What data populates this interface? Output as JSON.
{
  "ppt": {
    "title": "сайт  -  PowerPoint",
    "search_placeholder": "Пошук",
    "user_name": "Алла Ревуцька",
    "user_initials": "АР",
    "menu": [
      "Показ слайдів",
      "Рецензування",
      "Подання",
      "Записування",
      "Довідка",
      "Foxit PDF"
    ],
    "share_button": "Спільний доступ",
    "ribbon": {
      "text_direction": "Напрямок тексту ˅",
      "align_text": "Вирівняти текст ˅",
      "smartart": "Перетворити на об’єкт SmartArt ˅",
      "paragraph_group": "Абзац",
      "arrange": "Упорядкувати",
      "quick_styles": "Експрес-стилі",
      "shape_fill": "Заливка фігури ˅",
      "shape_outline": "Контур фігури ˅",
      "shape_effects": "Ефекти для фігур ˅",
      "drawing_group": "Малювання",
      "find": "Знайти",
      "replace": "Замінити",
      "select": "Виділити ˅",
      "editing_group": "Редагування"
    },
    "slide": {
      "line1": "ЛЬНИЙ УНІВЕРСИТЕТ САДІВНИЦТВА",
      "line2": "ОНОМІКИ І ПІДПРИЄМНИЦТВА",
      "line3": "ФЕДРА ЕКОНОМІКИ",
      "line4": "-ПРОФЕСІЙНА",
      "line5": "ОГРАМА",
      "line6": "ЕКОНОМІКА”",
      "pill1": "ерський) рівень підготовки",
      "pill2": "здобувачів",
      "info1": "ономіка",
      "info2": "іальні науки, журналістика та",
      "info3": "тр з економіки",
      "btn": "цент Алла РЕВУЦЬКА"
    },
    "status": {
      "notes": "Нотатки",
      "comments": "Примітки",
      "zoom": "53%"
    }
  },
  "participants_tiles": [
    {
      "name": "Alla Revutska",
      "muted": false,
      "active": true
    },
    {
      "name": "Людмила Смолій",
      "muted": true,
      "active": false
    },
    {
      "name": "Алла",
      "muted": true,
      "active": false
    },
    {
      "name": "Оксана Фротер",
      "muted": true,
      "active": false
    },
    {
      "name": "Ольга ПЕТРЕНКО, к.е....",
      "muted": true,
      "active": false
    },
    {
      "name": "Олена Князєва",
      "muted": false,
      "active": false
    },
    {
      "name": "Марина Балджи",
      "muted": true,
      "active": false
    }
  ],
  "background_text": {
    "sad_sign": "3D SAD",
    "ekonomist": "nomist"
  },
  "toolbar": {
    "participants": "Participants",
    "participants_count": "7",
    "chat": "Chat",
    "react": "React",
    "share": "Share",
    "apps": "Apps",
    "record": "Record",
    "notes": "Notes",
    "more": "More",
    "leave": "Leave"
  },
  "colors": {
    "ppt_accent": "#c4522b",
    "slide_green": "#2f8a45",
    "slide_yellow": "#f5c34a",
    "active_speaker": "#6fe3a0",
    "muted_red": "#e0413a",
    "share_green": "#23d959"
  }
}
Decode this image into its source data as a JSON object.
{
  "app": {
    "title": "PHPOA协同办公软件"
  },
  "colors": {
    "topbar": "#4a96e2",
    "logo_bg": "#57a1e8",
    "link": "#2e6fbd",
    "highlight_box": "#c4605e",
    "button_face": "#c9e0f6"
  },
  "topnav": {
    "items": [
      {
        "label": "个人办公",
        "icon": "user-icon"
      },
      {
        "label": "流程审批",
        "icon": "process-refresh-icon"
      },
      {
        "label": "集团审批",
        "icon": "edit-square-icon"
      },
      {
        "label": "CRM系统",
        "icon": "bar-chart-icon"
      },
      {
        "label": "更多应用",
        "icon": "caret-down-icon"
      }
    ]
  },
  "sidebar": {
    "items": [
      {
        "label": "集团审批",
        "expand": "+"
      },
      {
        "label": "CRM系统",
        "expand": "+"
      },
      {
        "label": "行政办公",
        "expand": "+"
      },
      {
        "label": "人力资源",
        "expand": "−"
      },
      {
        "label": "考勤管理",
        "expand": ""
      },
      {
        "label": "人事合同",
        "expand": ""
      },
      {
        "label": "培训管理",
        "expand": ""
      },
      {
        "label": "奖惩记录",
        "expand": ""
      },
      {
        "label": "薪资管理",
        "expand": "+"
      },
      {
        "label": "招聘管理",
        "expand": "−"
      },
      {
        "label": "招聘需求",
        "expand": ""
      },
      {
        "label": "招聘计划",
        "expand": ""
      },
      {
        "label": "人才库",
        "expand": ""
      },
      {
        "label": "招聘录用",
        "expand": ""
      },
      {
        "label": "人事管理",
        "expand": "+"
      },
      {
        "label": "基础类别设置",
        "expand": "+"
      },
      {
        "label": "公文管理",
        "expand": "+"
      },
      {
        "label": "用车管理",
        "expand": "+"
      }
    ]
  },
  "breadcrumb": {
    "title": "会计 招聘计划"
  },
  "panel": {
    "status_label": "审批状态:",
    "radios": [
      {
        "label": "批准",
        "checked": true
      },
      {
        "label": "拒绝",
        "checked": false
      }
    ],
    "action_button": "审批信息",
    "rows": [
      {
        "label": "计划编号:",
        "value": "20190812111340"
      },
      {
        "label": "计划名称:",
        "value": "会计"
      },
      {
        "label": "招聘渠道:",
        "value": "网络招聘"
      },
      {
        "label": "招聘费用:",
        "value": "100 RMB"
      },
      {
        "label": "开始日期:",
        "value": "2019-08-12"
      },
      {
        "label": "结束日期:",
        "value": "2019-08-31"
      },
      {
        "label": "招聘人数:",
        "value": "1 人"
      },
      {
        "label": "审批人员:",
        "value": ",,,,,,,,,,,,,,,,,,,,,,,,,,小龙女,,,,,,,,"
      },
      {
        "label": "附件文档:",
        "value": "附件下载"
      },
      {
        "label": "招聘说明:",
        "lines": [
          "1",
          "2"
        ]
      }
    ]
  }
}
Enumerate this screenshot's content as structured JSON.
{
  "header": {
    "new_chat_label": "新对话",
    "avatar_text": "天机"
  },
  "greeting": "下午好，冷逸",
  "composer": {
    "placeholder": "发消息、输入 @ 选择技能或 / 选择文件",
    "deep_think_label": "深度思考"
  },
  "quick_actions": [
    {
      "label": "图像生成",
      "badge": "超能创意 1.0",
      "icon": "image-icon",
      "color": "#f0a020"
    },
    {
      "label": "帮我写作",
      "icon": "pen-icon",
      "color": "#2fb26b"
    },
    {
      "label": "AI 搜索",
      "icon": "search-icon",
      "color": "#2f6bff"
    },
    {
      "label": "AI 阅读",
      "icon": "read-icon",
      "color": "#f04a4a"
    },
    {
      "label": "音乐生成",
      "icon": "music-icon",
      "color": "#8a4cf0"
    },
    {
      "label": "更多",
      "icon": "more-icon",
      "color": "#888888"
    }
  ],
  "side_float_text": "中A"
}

........

__Aim__.
Everything from the line with "Enumerate this screenshot's" through the last line of the material above should be echoed exactly, and nothing else.

__Answer to the task__.
Enumerate this screenshot's content as structured JSON.
{
  "header": {
    "new_chat_label": "新对话",
    "avatar_text": "天机"
  },
  "greeting": "下午好，冷逸",
  "composer": {
    "placeholder": "发消息、输入 @ 选择技能或 / 选择文件",
    "deep_think_label": "深度思考"
  },
  "quick_actions": [
    {
      "label": "图像生成",
      "badge": "超能创意 1.0",
      "icon": "image-icon",
      "color": "#f0a020"
    },
    {
      "label": "帮我写作",
      "icon": "pen-icon",
      "color": "#2fb26b"
    },
    {
      "label": "AI 搜索",
      "icon": "search-icon",
      "color": "#2f6bff"
    },
    {
      "label": "AI 阅读",
      "icon": "read-icon",
      "color": "#f04a4a"
    },
    {
      "label": "音乐生成",
      "icon": "music-icon",
      "color": "#8a4cf0"
    },
    {
      "label": "更多",
      "icon": "more-icon",
      "color": "#888888"
    }
  ],
  "side_float_text": "中A"
}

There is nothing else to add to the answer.